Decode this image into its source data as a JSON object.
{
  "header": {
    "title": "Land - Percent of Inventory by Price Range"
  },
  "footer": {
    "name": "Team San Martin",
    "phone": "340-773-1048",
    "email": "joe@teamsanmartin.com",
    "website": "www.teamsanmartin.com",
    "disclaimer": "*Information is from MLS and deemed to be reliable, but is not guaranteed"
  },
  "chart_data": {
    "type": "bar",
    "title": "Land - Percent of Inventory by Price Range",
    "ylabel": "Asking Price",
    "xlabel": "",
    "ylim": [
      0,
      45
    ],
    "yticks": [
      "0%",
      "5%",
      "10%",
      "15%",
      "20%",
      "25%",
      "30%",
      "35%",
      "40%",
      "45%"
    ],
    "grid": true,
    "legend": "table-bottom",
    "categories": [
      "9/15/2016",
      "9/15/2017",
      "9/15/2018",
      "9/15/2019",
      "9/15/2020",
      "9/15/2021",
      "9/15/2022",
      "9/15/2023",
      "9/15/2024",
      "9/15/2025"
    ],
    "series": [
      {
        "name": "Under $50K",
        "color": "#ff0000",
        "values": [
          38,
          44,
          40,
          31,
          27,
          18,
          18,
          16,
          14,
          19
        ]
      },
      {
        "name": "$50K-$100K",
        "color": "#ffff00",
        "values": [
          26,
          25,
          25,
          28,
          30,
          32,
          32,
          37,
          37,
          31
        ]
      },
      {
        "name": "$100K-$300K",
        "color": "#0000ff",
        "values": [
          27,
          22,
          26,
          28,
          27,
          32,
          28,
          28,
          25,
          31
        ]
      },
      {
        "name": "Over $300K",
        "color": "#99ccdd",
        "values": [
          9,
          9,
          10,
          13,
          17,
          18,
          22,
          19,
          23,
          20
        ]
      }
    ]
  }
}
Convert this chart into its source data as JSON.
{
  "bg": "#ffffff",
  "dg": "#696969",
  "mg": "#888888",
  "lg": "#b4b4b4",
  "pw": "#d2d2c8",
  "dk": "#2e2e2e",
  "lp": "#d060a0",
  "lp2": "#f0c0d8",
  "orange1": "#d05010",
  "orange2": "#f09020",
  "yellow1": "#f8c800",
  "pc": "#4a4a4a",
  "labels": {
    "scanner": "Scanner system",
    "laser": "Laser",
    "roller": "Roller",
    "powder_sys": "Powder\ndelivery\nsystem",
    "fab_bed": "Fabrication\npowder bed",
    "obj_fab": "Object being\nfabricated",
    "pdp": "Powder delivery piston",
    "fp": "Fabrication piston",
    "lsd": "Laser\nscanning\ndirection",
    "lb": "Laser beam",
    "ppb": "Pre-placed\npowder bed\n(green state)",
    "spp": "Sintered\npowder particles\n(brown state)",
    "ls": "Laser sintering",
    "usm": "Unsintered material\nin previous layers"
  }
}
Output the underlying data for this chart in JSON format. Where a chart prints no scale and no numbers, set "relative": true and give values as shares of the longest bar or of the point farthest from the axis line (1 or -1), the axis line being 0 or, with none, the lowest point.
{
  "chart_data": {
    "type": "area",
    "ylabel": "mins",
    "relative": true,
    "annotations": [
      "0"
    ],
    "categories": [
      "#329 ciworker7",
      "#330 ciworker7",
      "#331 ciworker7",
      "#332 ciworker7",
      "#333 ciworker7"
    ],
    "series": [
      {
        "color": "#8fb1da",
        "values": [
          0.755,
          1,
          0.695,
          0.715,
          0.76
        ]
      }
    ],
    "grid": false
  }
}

### What you should do:
Repeat every record, keeping each word and mark exactly as it is.

### Answer:
Decode this image into its source data as a JSON object.
{
  "header": {
    "title": "Land - Percent of Inventory by Price Range"
  },
  "footer": {
    "name": "Team San Martin",
    "phone": "340-773-1048",
    "email": "joe@teamsanmartin.com",
    "website": "www.teamsanmartin.com",
    "disclaimer": "*Information is from MLS and deemed to be reliable, but is not guaranteed"
  },
  "chart_data": {
    "type": "bar",
    "title": "Land - Percent of Inventory by Price Range",
    "ylabel": "Asking Price",
    "xlabel": "",
    "ylim": [
      0,
      45
    ],
    "yticks": [
      "0%",
      "5%",
      "10%",
      "15%",
      "20%",
      "25%",
      "30%",
      "35%",
      "40%",
      "45%"
    ],
    "grid": true,
    "legend": "table-bottom",
    "categories": [
      "9/15/2016",
      "9/15/2017",
      "9/15/2018",
      "9/15/2019",
      "9/15/2020",
      "9/15/2021",
      "9/15/2022",
      "9/15/2023",
      "9/15/2024",
      "9/15/2025"
    ],
    "series": [
      {
        "name": "Under $50K",
        "color": "#ff0000",
        "values": [
          38,
          44,
          40,
          31,
          27,
          18,
          18,
          16,
          14,
          19
        ]
      },
      {
        "name": "$50K-$100K",
        "color": "#ffff00",
        "values": [
          26,
          25,
          25,
          28,
          30,
          32,
          32,
          37,
          37,
          31
        ]
      },
      {
        "name": "$100K-$300K",
        "color": "#0000ff",
        "values": [
          27,
          22,
          26,
          28,
          27,
          32,
          28,
          28,
          25,
          31
        ]
      },
      {
        "name": "Over $300K",
        "color": "#99ccdd",
        "values": [
          9,
          9,
          10,
          13,
          17,
          18,
          22,
          19,
          23,
          20
        ]
      }
    ]
  }
}
Convert this chart into its source data as JSON.
{
  "bg": "#ffffff",
  "dg": "#696969",
  "mg": "#888888",
  "lg": "#b4b4b4",
  "pw": "#d2d2c8",
  "dk": "#2e2e2e",
  "lp": "#d060a0",
  "lp2": "#f0c0d8",
  "orange1": "#d05010",
  "orange2": "#f09020",
  "yellow1": "#f8c800",
  "pc": "#4a4a4a",
  "labels": {
    "scanner": "Scanner system",
    "laser": "Laser",
    "roller": "Roller",
    "powder_sys": "Powder\ndelivery\nsystem",
    "fab_bed": "Fabrication\npowder bed",
    "obj_fab": "Object being\nfabricated",
    "pdp": "Powder delivery piston",
    "fp": "Fabrication piston",
    "lsd": "Laser\nscanning\ndirection",
    "lb": "Laser beam",
    "ppb": "Pre-placed\npowder bed\n(green state)",
    "spp": "Sintered\npowder particles\n(brown state)",
    "ls": "Laser sintering",
    "usm": "Unsintered material\nin previous layers"
  }
}
Output the underlying data for this chart in JSON format. Where a chart prints no scale and no numbers, set "relative": true and give values as shares of the longest bar or of the point farthest from the axis line (1 or -1), the axis line being 0 or, with none, the lowest point.
{
  "chart_data": {
    "type": "area",
    "ylabel": "mins",
    "relative": true,
    "annotations": [
      "0"
    ],
    "categories": [
      "#329 ciworker7",
      "#330 ciworker7",
      "#331 ciworker7",
      "#332 ciworker7",
      "#333 ciworker7"
    ],
    "series": [
      {
        "color": "#8fb1da",
        "values": [
          0.755,
          1,
          0.695,
          0.715,
          0.76
        ]
      }
    ],
    "grid": false
  }
}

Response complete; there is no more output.